──────── TEXT BLOCK ────────

The work on display is mostly black-and-white, sometimes with splashes of color, and generally representational. Many of the artists do portraits or scenes from everyday life. Lebogang Sithole’s atmospheric drypoints depict guitarists in orange and green. In similar arrays of strongly incised black lines, Vusi Mfupi portrays a woman gardener and John Taouss Tuyisabe pictures a man’s downward-looking face. The human visage is also central to Lehlongonolo Mashaba, one of the few abstractionists, who renders heads as jumbles of lines and shapes.
While many of the prints document the country today, the past is not forgotten. One print is based on an apartheid-era photo of exiled singer Miriam Makeba being served by a white shoe-store clerk, an everyday occurrence in much of the world that was subversive in South Africa. Less pointedly, Bevan De Wet exquisitely etches iconic animals and objects, from a springbok to wooden shoes and pottery shards.
De Wet, Nkgweng and Cloudia Hartwig are among the most technically sophisticated. Hartwig, who prints for noted South African artist William Kentridge, crafts elegant horizontal tableaux of birds, hands and flowers. Nkgweng’s “Drilled” was printed from a plate marked by drilling tools, yielding one of the most distinctive prints. Should his students follow this example, South African printmaking could indeed become eye-opening.
South African Voices: A New Generation of Printmakers. On view through Jan. 26 at Washington Printmakers Gallery, 2nd Floor, 8230 Georgia Ave., Silver Spring; 301-273-3660; washingtonprintmakers.com
With their sleek and shiny forms, Otto Scherer’s works evoke the streamlined metal sculptures of an acknowledged influence, Constantin Brancusi. But Scherer’s principal material is actually ceramic, as he occasionally discloses by cutting his simple objects open. “Homage to Brancusi” is a set of spheres, split in half and mounted so the two sides don’t align. Such disruptions are characteristic of the Romanian-born German artist, whose work’s Bauhaus-style simplicity can be subject to assault. His “Homage to Fontana,” mostly coated in black, looks like a ball that exploded.
Scherer often plates his pieces with platinum or gold, but sometimes leaves them a tan color that simulates smoothly sanded wood. (When he uses real wood, it’s often rough-hewn.) Torpedo shapes are common in the artist’s work, and his creations include super-efficient wood-burning stoves with the contours of vertical torpedoes. While no such practical items are included in this show, Scherer’s first in North America, the influence of industrial design is evident. The artist’s standing and hanging works are cleanly precise, yet sometimes cleaved by whimsy.
Otto Scherer: Flying Free. On view through at Jan. 31 at Alex Gallery, 2106 R St. NW; 202-667-2599; www.alexgalleries.com
Six photographers from the storied German state of Saxony-Anhalt compile their disparate visions in “Linger On!” at the Goethe-Institut. The title comes from “Faust,” whose author spent most of his life in nearby Weimar. If it’s difficult to link Goethe to these sets of images, it can be equally hard to connect them to each other.

──────── ROWS ────────

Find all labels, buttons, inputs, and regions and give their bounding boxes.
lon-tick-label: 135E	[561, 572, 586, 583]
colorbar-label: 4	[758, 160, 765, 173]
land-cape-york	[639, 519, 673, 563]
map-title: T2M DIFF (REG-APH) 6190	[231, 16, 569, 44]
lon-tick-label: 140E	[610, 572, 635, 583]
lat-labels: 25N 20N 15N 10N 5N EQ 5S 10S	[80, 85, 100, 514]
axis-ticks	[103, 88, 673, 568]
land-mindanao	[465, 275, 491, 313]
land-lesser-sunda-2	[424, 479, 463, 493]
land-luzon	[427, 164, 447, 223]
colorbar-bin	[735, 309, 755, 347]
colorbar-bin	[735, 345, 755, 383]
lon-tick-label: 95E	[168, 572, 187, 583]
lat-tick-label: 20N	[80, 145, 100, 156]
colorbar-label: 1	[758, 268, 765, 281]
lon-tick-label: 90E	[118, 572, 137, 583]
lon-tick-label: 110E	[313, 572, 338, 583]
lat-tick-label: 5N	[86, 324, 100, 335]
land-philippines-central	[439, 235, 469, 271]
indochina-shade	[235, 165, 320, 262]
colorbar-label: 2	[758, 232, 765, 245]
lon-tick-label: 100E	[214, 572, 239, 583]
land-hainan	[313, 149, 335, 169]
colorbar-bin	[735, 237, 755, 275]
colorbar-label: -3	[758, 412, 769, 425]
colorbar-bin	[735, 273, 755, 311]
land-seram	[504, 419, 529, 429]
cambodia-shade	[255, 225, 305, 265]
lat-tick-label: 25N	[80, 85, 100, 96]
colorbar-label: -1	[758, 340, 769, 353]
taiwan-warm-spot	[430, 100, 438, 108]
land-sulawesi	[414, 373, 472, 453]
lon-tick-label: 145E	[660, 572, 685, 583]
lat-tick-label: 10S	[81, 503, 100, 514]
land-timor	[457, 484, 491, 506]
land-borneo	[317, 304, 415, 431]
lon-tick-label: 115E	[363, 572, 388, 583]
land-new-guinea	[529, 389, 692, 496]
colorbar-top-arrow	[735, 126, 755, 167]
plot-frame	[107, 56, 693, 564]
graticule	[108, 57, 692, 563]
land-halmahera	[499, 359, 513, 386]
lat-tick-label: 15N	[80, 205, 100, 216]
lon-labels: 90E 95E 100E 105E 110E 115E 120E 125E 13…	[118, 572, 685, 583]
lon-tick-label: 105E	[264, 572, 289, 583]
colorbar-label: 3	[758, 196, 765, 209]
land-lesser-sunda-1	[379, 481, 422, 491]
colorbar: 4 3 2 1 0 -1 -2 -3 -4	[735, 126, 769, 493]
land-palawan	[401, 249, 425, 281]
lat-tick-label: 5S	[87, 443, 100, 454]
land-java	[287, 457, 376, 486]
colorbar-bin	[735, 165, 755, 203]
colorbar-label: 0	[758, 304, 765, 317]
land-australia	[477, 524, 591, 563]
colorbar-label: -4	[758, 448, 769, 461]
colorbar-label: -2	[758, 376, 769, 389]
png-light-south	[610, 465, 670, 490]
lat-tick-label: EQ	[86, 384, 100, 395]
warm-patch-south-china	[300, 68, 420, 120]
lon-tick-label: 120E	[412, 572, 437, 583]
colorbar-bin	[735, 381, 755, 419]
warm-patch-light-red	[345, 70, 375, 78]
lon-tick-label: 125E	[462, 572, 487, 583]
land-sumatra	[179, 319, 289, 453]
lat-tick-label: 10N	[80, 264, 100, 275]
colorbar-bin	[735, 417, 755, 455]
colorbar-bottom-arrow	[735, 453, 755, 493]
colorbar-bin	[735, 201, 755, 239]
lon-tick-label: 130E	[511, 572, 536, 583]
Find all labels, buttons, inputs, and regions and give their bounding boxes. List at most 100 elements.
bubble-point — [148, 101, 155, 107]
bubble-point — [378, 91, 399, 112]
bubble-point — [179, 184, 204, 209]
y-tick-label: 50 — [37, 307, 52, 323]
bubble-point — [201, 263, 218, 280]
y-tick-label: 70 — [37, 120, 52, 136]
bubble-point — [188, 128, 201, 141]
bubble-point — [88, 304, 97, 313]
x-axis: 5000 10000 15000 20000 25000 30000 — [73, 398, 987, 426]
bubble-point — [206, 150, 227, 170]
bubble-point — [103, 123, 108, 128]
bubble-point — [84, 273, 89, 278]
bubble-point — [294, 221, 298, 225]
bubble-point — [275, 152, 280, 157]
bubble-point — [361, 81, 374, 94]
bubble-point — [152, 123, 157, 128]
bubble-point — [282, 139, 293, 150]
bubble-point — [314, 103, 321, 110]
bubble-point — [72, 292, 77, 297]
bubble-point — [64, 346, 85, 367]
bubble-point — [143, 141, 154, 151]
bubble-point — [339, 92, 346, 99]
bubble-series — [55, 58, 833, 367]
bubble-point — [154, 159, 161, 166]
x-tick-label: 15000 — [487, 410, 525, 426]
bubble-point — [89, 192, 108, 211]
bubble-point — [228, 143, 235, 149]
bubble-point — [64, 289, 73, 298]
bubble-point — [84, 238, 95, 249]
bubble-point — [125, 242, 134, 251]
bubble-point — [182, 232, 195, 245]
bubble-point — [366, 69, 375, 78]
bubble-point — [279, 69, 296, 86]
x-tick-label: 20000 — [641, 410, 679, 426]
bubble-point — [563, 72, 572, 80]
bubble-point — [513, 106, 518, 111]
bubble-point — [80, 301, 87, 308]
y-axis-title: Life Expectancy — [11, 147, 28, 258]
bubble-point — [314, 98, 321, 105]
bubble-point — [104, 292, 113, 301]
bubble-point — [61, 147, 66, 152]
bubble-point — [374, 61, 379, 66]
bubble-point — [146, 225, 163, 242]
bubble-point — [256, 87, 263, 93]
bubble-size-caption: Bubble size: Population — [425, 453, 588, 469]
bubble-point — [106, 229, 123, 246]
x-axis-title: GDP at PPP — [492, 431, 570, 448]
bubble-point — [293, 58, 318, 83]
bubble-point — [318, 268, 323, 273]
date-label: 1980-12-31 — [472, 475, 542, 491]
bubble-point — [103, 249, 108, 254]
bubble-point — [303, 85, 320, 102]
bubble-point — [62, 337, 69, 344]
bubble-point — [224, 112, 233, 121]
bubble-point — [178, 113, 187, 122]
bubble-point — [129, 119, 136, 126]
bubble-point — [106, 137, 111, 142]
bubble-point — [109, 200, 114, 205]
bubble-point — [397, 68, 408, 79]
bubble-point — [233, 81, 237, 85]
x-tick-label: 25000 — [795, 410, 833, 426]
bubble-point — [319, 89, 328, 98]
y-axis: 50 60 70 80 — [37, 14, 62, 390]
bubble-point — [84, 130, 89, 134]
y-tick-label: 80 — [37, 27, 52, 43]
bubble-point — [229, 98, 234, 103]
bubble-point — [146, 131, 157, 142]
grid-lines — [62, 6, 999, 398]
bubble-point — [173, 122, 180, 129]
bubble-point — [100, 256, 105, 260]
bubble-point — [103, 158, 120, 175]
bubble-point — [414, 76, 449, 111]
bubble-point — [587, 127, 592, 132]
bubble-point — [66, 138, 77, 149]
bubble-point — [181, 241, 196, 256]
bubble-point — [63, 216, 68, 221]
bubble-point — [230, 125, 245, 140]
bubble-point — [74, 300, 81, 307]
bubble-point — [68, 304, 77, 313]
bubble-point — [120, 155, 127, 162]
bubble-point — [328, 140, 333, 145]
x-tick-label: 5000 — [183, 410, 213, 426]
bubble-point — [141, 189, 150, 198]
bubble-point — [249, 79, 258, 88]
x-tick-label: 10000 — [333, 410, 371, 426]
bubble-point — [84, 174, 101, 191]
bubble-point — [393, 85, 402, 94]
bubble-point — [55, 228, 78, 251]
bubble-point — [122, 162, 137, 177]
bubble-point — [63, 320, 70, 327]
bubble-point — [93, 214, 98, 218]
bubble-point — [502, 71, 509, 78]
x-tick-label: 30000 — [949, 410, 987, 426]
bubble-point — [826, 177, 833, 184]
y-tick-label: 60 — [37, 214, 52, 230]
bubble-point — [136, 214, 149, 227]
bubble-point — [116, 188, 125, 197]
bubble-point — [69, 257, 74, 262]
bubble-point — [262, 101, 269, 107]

────────

## SHORT PROBLEM A
In the art reviews, retype the passage from "While many of" to "indeed become eye-opening.".
## SHORT PROBLEM B
Translate this sentence from the art reviews into Spanish: "Torpedo shapes are common in the artist’s work, and his creations include super-efficient wood-burning stoves with the contours of vertical torpedoes."
## SHORT PROBLEM C
Answer these questions using the art reviews:
(i) Which artist prints for William Kentridge?
(ii) At which gallery is the Otto Scherer show on view?
(iii) From what work does the title "Linger On!" come?

## FINAL ANSWER A
While many of the prints document the country today, the past is not forgotten. One print is based on an apartheid-era photo of exiled singer Miriam Makeba being served by a white shoe-store clerk, an everyday occurrence in much of the world that was subversive in South Africa. Less pointedly, Bevan De Wet exquisitely etches iconic animals and objects, from a springbok to wooden shoes and pottery shards.
De Wet, Nkgweng and Cloudia Hartwig are among the most technically sophisticated. Hartwig, who prints for noted South African artist William Kentridge, crafts elegant horizontal tableaux of birds, hands and flowers. Nkgweng’s “Drilled” was printed from a plate marked by drilling tools, yielding one of the most distinctive prints. Should his students follow this example, South African printmaking could indeed become eye-opening.

## FINAL ANSWER B
Las formas de torpedo son comunes en la obra del artista, y entre sus creaciones hay estufas de leña supereficientes con el contorno de torpedos verticales.

## FINAL ANSWER C
(i) Cloudia Hartwig
(ii) Alex Gallery
(iii) "Faust"